■ EXTRACTED INFORMATION ■
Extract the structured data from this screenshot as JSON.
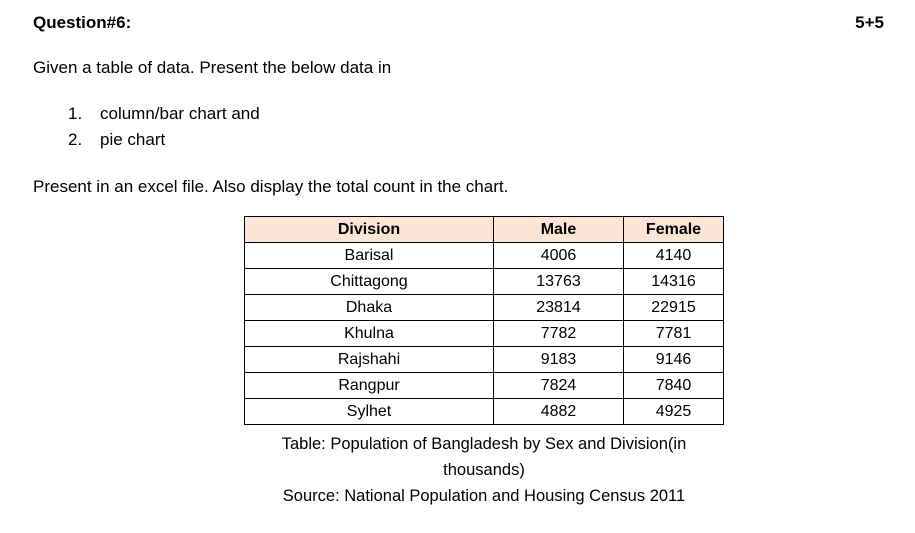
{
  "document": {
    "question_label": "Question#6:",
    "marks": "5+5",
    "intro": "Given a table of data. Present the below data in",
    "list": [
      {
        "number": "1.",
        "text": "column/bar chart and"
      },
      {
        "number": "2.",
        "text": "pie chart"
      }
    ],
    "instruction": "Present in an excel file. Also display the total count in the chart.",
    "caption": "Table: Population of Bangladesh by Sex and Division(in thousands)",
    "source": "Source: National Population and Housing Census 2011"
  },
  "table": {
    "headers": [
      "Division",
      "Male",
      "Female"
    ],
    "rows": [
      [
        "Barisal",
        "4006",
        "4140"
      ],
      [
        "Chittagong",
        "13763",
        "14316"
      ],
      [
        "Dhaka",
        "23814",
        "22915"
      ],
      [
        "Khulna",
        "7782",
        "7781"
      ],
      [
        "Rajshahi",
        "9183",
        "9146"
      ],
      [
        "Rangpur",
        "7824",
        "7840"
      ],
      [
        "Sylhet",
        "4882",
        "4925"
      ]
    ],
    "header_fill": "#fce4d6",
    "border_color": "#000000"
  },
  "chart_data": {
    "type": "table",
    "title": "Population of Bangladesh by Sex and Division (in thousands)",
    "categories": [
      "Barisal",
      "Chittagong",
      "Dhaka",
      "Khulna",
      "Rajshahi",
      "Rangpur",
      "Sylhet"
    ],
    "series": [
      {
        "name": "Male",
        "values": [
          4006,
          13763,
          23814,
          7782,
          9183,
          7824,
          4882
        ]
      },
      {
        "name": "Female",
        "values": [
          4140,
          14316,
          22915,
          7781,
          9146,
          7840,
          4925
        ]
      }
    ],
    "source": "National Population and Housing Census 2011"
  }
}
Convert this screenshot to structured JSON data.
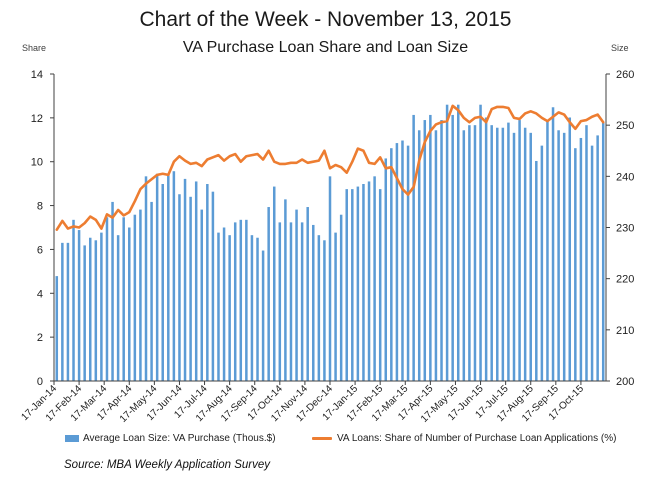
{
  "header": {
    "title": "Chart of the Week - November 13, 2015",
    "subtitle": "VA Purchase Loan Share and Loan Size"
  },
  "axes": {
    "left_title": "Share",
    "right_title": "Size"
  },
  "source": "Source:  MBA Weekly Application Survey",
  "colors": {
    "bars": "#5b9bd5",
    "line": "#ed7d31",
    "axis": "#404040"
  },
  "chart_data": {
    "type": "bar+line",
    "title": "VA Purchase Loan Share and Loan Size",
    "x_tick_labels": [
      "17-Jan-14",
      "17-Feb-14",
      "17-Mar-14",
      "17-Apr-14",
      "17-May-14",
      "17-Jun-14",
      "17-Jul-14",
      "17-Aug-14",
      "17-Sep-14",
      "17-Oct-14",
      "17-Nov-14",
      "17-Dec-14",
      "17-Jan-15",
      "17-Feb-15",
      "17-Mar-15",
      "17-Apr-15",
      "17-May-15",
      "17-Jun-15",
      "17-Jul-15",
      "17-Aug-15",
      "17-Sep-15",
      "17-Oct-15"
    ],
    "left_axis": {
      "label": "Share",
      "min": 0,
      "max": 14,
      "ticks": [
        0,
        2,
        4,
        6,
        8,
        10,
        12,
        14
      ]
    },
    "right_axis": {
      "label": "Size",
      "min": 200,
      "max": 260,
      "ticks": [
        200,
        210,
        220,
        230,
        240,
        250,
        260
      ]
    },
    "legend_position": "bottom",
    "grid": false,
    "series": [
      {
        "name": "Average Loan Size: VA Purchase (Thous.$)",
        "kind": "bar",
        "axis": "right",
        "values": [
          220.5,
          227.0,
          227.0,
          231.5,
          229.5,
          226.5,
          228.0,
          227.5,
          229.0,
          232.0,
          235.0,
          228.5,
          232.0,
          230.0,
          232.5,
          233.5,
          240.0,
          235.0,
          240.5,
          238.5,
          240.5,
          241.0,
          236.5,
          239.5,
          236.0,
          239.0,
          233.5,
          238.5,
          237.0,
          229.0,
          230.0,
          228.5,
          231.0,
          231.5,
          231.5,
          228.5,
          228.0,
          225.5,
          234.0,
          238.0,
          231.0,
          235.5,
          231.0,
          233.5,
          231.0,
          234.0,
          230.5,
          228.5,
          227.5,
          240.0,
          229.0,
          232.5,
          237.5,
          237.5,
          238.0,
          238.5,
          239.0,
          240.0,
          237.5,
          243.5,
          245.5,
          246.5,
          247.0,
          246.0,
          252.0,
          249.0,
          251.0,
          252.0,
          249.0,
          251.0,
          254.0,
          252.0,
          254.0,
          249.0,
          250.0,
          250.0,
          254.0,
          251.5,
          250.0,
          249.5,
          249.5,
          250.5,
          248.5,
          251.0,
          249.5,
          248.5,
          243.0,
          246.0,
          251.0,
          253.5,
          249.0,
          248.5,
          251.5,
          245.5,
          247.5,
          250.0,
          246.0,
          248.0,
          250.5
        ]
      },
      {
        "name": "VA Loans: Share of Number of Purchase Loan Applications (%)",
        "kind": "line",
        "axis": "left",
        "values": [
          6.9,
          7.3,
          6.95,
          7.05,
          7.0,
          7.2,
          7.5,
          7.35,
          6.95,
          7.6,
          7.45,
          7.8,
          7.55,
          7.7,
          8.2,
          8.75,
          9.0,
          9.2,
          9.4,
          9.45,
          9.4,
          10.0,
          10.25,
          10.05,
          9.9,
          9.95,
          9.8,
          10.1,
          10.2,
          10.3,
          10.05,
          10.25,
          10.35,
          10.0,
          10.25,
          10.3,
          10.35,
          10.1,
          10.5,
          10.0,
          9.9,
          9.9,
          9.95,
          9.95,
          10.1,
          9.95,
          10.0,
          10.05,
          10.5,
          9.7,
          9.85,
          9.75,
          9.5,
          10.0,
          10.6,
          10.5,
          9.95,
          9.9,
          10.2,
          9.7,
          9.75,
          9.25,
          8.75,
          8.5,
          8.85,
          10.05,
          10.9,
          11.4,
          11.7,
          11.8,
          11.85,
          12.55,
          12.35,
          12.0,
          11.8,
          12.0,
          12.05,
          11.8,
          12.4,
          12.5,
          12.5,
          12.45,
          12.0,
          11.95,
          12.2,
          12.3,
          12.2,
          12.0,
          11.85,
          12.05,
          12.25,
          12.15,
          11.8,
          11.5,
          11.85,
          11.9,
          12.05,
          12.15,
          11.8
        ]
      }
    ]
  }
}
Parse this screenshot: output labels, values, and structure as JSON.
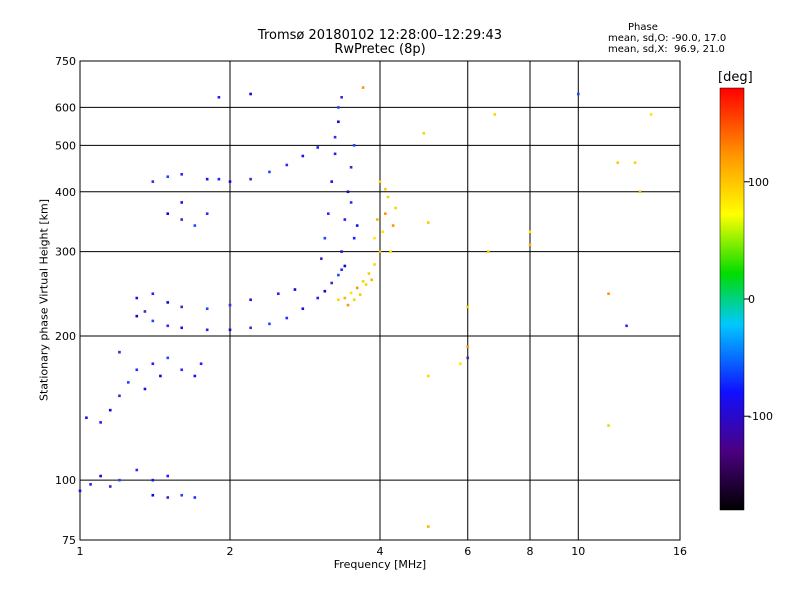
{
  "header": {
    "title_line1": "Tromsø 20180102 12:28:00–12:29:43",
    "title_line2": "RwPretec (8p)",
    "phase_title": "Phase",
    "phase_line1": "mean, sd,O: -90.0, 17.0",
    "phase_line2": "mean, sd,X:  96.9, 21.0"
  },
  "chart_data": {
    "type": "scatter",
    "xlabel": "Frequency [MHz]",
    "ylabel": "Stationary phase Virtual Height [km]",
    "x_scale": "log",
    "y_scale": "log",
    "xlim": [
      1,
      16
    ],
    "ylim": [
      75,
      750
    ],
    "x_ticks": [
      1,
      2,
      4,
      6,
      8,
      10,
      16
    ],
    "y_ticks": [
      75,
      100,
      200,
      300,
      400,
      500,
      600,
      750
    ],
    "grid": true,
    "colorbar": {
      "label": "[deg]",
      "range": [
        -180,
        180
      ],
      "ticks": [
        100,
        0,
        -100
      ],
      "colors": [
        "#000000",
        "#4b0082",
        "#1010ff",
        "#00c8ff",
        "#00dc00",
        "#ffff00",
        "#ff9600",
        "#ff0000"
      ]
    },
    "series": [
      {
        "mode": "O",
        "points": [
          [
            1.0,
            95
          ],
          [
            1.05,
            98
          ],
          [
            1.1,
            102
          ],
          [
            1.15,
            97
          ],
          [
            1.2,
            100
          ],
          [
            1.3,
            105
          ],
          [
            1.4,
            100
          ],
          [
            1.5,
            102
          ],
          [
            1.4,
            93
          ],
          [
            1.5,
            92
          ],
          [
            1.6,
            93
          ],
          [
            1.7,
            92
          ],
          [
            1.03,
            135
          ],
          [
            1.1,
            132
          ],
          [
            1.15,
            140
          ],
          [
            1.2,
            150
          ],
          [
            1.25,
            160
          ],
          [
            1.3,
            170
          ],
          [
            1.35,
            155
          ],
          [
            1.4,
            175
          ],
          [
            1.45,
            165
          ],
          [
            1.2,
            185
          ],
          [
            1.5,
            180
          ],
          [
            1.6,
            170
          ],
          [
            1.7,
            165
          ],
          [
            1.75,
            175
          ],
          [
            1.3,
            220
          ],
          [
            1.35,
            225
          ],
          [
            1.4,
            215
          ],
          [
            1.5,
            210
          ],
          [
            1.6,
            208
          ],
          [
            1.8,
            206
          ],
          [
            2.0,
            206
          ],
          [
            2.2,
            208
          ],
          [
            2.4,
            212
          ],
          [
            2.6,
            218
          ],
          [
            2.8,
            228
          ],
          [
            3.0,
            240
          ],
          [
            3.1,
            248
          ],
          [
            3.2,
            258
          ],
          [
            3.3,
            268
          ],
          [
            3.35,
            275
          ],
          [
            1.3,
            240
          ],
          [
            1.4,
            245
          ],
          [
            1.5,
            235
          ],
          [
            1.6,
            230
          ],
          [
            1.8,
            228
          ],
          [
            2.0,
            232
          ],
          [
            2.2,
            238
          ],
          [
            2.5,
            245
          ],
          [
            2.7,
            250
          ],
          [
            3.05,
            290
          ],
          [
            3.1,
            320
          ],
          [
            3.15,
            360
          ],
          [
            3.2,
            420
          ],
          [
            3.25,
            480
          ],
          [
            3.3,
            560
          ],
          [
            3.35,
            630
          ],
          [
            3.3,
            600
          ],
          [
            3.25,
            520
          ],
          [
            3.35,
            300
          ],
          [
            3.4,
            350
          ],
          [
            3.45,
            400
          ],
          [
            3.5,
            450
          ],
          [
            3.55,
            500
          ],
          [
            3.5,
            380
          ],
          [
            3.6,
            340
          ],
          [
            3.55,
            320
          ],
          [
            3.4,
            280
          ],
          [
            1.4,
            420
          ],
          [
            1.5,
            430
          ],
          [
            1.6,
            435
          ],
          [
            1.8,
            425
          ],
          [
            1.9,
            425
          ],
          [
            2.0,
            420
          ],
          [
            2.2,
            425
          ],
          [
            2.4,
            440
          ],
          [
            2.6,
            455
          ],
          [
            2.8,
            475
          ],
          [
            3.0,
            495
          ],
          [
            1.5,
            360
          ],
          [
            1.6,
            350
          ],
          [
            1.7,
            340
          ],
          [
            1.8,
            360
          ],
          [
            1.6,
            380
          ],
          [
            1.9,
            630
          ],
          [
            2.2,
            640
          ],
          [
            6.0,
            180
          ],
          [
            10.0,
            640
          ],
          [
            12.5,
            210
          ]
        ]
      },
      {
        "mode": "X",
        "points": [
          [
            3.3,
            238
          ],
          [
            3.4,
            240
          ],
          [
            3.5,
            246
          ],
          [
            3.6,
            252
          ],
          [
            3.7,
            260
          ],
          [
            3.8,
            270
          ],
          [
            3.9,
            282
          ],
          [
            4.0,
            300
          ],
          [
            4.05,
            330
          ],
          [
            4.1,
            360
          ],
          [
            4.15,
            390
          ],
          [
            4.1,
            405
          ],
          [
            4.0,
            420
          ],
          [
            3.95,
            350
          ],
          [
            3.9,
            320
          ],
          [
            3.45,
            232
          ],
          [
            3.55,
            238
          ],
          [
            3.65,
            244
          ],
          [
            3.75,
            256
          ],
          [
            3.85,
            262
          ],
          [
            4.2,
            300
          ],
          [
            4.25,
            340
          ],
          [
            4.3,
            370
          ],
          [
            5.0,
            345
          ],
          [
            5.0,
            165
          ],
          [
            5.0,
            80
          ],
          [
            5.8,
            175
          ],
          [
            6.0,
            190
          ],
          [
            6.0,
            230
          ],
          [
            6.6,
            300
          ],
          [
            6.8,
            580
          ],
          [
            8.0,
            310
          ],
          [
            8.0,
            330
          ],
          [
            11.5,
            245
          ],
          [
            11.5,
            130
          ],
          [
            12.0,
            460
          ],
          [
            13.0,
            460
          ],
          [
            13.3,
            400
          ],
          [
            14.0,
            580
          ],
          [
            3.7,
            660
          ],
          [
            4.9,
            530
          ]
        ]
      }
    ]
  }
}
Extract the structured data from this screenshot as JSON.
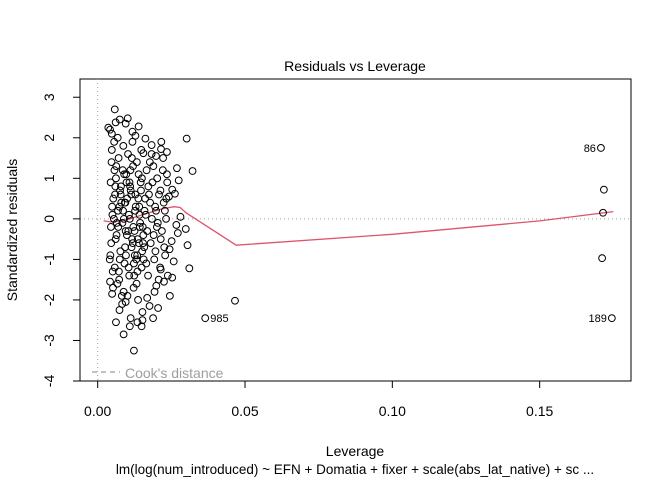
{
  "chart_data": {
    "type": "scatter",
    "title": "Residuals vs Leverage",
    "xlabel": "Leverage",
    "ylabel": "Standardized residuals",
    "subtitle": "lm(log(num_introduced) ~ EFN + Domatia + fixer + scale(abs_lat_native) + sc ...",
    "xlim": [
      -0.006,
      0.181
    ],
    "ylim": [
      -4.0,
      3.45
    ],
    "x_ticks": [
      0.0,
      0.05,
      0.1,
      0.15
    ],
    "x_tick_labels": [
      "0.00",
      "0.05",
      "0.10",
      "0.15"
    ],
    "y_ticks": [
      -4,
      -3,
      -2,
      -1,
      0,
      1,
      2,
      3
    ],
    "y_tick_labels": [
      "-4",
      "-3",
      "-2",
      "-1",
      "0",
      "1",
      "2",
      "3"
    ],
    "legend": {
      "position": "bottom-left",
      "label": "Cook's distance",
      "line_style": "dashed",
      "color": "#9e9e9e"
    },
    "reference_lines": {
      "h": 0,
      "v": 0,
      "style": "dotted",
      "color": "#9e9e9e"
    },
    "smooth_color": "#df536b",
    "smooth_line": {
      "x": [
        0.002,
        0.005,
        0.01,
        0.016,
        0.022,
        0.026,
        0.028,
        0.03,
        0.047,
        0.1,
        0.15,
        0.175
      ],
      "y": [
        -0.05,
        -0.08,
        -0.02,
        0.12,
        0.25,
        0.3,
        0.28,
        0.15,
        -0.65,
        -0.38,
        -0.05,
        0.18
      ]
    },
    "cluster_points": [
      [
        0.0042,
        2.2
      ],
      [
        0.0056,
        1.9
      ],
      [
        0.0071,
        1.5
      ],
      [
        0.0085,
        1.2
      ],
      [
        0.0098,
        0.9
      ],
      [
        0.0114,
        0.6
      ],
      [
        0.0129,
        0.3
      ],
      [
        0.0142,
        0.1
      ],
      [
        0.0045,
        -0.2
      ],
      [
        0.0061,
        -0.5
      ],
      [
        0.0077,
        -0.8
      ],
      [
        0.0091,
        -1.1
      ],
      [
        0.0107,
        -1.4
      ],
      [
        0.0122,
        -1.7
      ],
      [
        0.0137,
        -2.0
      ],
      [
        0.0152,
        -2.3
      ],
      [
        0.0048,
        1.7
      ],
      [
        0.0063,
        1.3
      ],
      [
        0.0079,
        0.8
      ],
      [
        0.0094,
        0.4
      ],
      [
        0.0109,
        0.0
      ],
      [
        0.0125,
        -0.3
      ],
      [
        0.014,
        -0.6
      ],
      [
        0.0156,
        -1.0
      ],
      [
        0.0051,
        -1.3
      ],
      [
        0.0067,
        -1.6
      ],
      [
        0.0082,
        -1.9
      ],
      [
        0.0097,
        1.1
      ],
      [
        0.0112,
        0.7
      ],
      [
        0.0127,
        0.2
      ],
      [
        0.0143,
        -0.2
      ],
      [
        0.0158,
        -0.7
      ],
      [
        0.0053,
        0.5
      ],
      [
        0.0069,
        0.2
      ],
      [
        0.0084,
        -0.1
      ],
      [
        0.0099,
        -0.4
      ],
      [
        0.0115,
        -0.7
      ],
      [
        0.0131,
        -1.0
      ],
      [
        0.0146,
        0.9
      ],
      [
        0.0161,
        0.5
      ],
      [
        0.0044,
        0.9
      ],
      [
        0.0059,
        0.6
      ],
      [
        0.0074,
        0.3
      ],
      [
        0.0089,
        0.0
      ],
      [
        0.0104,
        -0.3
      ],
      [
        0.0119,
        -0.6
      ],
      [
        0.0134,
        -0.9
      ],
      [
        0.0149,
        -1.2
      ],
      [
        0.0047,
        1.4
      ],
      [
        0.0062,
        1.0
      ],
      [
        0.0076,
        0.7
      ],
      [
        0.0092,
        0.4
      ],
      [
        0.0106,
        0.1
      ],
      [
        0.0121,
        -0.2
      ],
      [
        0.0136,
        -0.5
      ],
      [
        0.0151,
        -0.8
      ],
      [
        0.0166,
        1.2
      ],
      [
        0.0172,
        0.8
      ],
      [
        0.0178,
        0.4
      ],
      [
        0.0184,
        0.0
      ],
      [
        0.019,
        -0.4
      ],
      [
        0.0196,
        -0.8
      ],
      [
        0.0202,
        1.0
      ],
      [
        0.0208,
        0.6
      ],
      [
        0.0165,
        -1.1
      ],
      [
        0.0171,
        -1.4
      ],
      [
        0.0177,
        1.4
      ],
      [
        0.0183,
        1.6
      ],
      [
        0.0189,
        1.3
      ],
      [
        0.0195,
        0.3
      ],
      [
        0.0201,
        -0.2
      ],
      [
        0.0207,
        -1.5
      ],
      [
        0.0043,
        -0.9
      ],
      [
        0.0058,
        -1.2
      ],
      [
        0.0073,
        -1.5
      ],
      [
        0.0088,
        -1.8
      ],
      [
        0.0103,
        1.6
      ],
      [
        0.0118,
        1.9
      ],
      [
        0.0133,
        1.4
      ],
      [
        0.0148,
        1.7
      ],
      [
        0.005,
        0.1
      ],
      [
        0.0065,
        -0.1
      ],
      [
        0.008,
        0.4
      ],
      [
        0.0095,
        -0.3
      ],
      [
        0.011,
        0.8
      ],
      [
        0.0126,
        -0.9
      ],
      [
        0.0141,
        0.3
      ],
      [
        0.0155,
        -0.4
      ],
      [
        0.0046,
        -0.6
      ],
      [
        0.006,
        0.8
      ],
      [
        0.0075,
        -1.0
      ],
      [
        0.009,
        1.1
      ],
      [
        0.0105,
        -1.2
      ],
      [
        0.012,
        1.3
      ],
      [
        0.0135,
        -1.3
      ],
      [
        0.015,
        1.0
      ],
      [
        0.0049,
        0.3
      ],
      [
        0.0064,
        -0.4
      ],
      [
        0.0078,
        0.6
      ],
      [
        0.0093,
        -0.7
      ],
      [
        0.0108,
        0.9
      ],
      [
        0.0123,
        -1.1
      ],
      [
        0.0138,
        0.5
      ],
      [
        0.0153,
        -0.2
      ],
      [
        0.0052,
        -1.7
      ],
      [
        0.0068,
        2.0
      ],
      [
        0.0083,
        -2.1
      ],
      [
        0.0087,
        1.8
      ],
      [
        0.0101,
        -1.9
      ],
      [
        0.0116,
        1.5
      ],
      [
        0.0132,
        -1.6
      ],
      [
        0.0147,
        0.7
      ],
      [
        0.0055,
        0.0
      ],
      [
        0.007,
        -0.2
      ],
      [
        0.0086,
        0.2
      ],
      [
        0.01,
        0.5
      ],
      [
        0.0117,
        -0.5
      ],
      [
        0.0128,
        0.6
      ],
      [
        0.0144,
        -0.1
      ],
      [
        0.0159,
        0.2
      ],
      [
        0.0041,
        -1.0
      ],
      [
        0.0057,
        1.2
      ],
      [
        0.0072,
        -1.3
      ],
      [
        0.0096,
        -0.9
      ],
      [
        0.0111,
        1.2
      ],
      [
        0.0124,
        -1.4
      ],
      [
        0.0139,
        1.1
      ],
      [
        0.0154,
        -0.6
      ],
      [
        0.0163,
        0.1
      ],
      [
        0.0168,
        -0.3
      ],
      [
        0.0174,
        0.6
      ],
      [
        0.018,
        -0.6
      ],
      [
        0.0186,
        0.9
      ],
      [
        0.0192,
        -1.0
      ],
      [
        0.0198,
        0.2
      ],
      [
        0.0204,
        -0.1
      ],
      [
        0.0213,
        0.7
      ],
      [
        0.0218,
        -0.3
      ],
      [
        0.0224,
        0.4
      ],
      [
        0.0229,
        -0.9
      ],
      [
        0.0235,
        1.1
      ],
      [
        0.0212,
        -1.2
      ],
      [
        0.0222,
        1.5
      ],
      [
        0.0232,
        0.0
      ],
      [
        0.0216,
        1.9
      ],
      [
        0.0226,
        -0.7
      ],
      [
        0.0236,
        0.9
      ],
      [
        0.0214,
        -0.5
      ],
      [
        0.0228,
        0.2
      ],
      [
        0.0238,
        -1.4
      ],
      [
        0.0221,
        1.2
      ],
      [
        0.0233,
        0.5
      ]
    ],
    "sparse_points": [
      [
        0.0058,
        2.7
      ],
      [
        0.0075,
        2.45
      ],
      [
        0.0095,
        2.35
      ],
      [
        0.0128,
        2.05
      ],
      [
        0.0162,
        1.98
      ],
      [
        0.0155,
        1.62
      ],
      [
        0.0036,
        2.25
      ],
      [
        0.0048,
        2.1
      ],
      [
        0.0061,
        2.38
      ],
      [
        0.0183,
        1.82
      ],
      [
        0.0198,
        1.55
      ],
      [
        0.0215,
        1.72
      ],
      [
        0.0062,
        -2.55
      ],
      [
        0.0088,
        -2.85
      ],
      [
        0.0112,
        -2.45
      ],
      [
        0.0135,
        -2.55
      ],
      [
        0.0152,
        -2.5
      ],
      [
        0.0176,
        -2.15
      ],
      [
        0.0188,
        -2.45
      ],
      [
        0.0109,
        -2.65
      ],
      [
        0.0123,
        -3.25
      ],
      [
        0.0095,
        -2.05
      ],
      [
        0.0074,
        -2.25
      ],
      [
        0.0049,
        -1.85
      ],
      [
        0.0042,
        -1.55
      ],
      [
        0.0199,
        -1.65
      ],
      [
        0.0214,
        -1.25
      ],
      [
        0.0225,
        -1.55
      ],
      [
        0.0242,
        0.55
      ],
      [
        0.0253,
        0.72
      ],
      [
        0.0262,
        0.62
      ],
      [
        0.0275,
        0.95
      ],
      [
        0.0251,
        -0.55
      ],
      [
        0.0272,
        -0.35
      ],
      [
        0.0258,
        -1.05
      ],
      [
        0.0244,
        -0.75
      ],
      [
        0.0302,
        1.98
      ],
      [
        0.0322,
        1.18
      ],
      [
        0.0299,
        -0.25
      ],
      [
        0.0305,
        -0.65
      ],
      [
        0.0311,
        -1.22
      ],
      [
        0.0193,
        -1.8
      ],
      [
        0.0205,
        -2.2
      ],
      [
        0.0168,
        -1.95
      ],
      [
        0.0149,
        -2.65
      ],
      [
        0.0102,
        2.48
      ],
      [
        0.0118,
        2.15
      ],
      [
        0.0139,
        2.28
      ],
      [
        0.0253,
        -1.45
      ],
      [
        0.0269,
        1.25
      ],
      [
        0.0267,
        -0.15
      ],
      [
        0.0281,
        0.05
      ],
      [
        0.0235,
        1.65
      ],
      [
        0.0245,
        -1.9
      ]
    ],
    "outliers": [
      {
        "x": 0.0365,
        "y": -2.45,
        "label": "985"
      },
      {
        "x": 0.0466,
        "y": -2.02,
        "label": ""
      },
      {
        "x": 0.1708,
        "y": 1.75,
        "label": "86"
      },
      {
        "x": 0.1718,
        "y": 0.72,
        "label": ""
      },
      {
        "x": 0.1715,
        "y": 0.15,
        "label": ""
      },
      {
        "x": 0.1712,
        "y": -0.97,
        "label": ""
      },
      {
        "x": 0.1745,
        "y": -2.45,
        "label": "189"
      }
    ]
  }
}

■ THE REQUEST ■
Identify and copy all lines with the word "JSON".

■ RESPONSE ■
Extract the structured data from this screenshot as JSON.
Convert this screenshot to structured JSON data.
Parse this screenshot: output labels, values, and structure as JSON.
Extract the structured data from this screenshot as JSON.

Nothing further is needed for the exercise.